GOAL: Some lines in the listing below may include the string "color". How many are there? Give only the number.

DATA PROVIDED:
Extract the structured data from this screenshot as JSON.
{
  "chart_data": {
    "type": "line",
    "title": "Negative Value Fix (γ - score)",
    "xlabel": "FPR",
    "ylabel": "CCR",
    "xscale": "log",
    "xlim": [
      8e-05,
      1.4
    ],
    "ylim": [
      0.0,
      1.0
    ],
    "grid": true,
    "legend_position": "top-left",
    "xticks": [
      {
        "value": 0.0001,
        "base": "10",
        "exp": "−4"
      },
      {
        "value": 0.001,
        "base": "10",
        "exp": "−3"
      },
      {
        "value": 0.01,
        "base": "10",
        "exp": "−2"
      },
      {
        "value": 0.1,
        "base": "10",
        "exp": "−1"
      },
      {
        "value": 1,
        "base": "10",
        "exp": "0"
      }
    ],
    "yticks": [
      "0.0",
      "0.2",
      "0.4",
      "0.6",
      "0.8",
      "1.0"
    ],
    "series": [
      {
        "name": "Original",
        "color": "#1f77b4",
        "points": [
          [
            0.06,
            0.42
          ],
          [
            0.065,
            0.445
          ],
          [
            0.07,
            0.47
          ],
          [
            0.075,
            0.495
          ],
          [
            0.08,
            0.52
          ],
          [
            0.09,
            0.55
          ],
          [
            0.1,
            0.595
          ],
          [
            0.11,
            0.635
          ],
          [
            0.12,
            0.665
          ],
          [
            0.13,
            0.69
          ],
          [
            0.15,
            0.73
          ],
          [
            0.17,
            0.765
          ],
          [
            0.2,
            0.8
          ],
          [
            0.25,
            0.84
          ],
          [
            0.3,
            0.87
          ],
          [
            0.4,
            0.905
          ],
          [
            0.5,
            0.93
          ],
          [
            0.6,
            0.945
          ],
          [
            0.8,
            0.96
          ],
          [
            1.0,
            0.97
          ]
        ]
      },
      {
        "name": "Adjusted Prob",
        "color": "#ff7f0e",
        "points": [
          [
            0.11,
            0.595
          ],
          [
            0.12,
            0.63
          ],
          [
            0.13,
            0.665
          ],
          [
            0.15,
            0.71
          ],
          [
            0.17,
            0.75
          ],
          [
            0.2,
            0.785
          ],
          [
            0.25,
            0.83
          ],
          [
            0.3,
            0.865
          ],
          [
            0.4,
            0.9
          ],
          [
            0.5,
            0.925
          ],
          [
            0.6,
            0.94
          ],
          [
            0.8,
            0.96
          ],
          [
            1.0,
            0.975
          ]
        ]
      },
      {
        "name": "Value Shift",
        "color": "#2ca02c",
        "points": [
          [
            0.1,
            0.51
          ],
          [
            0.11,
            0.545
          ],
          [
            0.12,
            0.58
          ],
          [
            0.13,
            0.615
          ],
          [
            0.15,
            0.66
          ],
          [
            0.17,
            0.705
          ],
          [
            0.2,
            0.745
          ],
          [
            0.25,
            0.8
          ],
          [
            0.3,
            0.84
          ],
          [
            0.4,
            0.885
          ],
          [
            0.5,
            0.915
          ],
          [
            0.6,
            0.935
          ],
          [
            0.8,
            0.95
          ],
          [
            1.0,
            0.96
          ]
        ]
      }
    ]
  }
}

--

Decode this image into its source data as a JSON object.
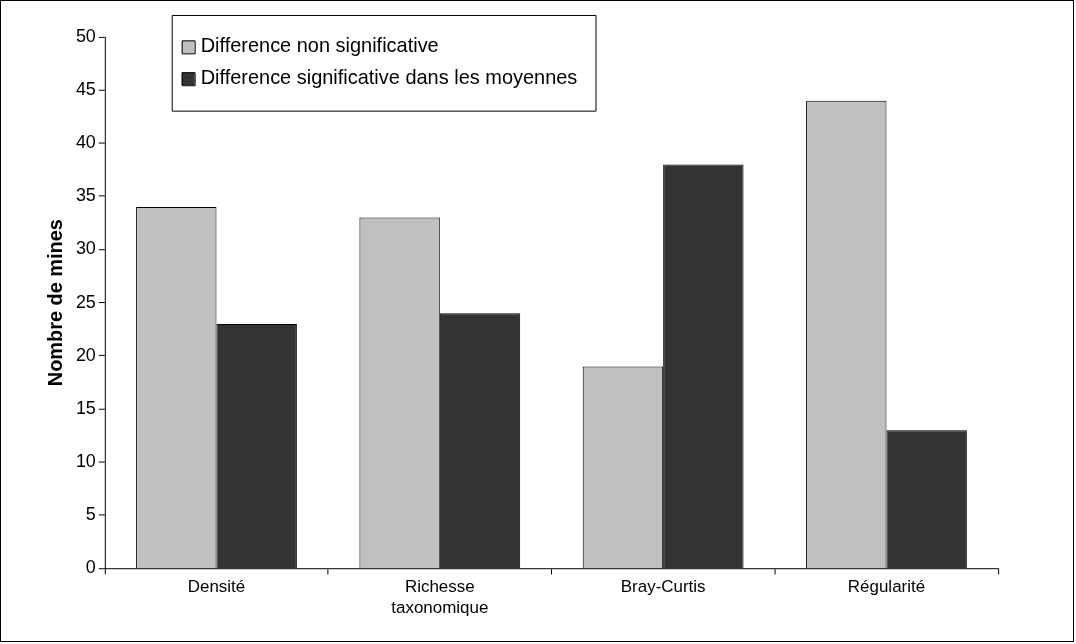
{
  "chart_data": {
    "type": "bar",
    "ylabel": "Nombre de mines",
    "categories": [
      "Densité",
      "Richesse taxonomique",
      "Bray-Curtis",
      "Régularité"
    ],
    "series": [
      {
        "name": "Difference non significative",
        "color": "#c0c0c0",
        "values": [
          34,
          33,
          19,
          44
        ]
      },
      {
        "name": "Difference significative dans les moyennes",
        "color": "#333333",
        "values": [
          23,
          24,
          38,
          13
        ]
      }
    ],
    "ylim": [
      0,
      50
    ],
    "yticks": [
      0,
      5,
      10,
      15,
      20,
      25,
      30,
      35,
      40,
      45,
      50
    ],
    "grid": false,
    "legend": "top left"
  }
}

REPLY TO THE TASK: 5